_Task instructions_:
Make an exact copy of all the entries below, with the pictures left out.

_Material provided_:
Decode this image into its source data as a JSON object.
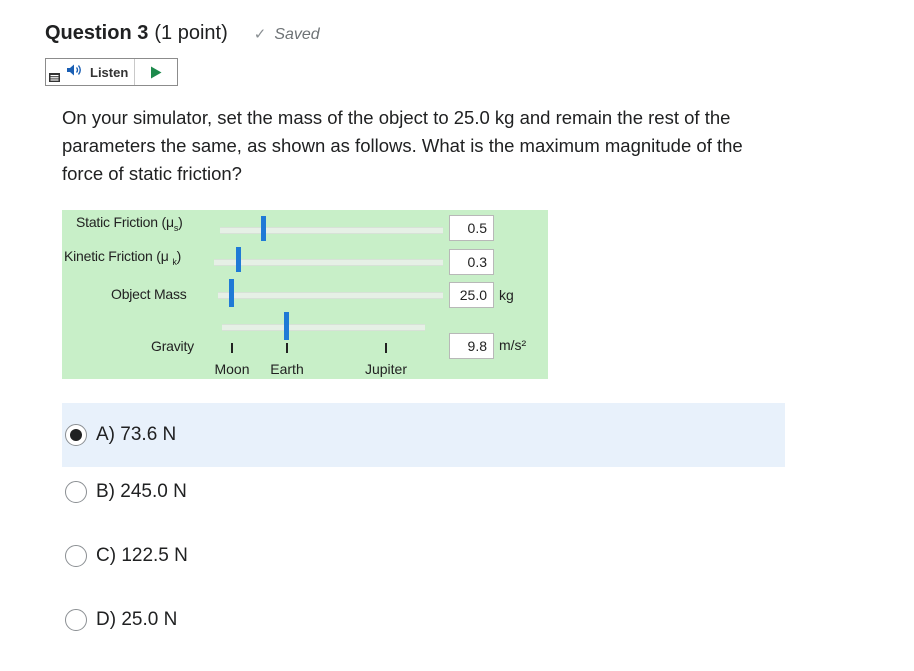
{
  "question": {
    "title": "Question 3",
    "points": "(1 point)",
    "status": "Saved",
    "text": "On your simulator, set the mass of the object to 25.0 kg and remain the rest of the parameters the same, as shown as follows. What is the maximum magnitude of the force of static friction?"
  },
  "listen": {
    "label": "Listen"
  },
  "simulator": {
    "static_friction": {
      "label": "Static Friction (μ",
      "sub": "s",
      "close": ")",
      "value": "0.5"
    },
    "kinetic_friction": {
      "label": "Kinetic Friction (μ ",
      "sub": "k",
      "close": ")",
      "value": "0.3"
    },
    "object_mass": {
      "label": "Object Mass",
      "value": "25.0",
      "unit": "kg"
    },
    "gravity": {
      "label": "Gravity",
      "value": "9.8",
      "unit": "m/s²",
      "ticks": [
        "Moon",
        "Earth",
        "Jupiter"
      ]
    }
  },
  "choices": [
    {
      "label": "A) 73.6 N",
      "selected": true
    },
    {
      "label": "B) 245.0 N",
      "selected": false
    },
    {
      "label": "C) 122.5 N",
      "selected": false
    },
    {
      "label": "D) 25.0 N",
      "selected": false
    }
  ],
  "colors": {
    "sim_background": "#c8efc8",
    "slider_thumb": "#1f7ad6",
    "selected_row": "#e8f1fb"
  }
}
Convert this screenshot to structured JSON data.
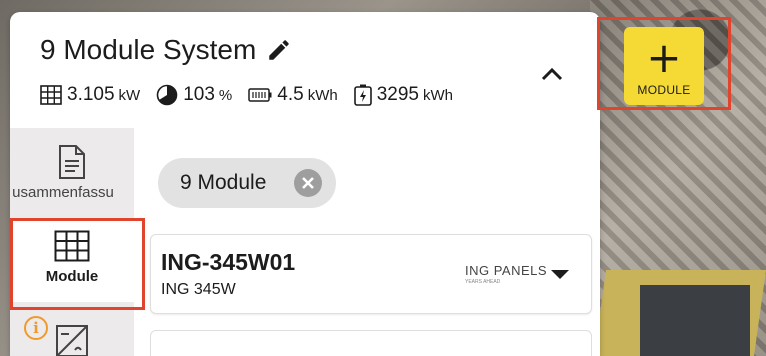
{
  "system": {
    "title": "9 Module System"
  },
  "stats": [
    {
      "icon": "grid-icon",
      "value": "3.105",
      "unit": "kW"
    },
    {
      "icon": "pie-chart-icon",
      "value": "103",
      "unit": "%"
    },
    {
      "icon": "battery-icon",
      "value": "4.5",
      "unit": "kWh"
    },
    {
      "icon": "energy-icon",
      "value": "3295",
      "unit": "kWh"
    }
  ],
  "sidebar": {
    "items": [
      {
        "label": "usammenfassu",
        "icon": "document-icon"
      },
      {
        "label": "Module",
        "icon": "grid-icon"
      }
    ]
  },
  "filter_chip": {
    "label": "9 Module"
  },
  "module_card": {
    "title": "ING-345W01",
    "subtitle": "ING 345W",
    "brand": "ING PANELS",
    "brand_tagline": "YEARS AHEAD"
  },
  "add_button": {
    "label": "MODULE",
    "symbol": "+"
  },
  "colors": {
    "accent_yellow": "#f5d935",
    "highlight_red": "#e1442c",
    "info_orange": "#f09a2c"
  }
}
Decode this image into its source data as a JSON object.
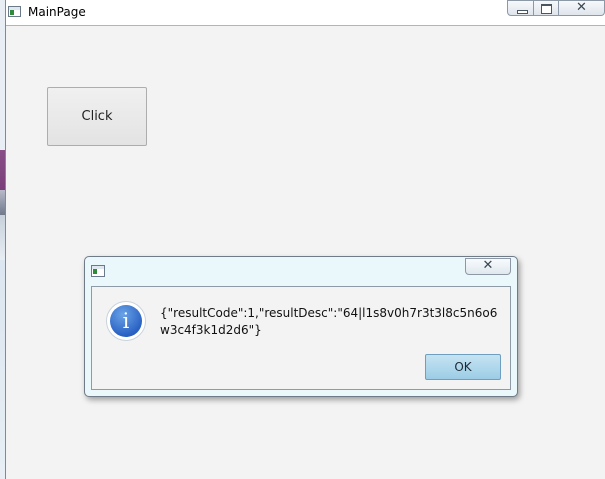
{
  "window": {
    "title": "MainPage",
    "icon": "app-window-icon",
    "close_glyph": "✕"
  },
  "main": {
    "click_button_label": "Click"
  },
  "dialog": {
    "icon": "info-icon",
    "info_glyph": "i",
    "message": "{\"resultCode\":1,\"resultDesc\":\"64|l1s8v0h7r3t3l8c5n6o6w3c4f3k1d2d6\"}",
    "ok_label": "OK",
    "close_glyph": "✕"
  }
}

_Answer to the exercise_:
Decode this image into its source data as a JSON object.
{
  "question": {
    "title": "Question 3",
    "points": "(1 point)",
    "status": "Saved",
    "text": "On your simulator, set the mass of the object to 25.0 kg and remain the rest of the parameters the same, as shown as follows. What is the maximum magnitude of the force of static friction?"
  },
  "listen": {
    "label": "Listen"
  },
  "simulator": {
    "static_friction": {
      "label": "Static Friction (μ",
      "sub": "s",
      "close": ")",
      "value": "0.5"
    },
    "kinetic_friction": {
      "label": "Kinetic Friction (μ ",
      "sub": "k",
      "close": ")",
      "value": "0.3"
    },
    "object_mass": {
      "label": "Object Mass",
      "value": "25.0",
      "unit": "kg"
    },
    "gravity": {
      "label": "Gravity",
      "value": "9.8",
      "unit": "m/s²",
      "ticks": [
        "Moon",
        "Earth",
        "Jupiter"
      ]
    }
  },
  "choices": [
    {
      "label": "A) 73.6 N",
      "selected": true
    },
    {
      "label": "B) 245.0 N",
      "selected": false
    },
    {
      "label": "C) 122.5 N",
      "selected": false
    },
    {
      "label": "D) 25.0 N",
      "selected": false
    }
  ],
  "colors": {
    "sim_background": "#c8efc8",
    "slider_thumb": "#1f7ad6",
    "selected_row": "#e8f1fb"
  }
}
Convert this screenshot to structured JSON data.
{
  "system": {
    "title": "9 Module System"
  },
  "stats": [
    {
      "icon": "grid-icon",
      "value": "3.105",
      "unit": "kW"
    },
    {
      "icon": "pie-chart-icon",
      "value": "103",
      "unit": "%"
    },
    {
      "icon": "battery-icon",
      "value": "4.5",
      "unit": "kWh"
    },
    {
      "icon": "energy-icon",
      "value": "3295",
      "unit": "kWh"
    }
  ],
  "sidebar": {
    "items": [
      {
        "label": "usammenfassu",
        "icon": "document-icon"
      },
      {
        "label": "Module",
        "icon": "grid-icon"
      }
    ]
  },
  "filter_chip": {
    "label": "9 Module"
  },
  "module_card": {
    "title": "ING-345W01",
    "subtitle": "ING 345W",
    "brand": "ING PANELS",
    "brand_tagline": "YEARS AHEAD"
  },
  "add_button": {
    "label": "MODULE",
    "symbol": "+"
  },
  "colors": {
    "accent_yellow": "#f5d935",
    "highlight_red": "#e1442c",
    "info_orange": "#f09a2c"
  }
}
Decode this image into its source data as a JSON object.
{
  "window": {
    "title": "MainPage",
    "icon": "app-window-icon",
    "close_glyph": "✕"
  },
  "main": {
    "click_button_label": "Click"
  },
  "dialog": {
    "icon": "info-icon",
    "info_glyph": "i",
    "message": "{\"resultCode\":1,\"resultDesc\":\"64|l1s8v0h7r3t3l8c5n6o6w3c4f3k1d2d6\"}",
    "ok_label": "OK",
    "close_glyph": "✕"
  }
}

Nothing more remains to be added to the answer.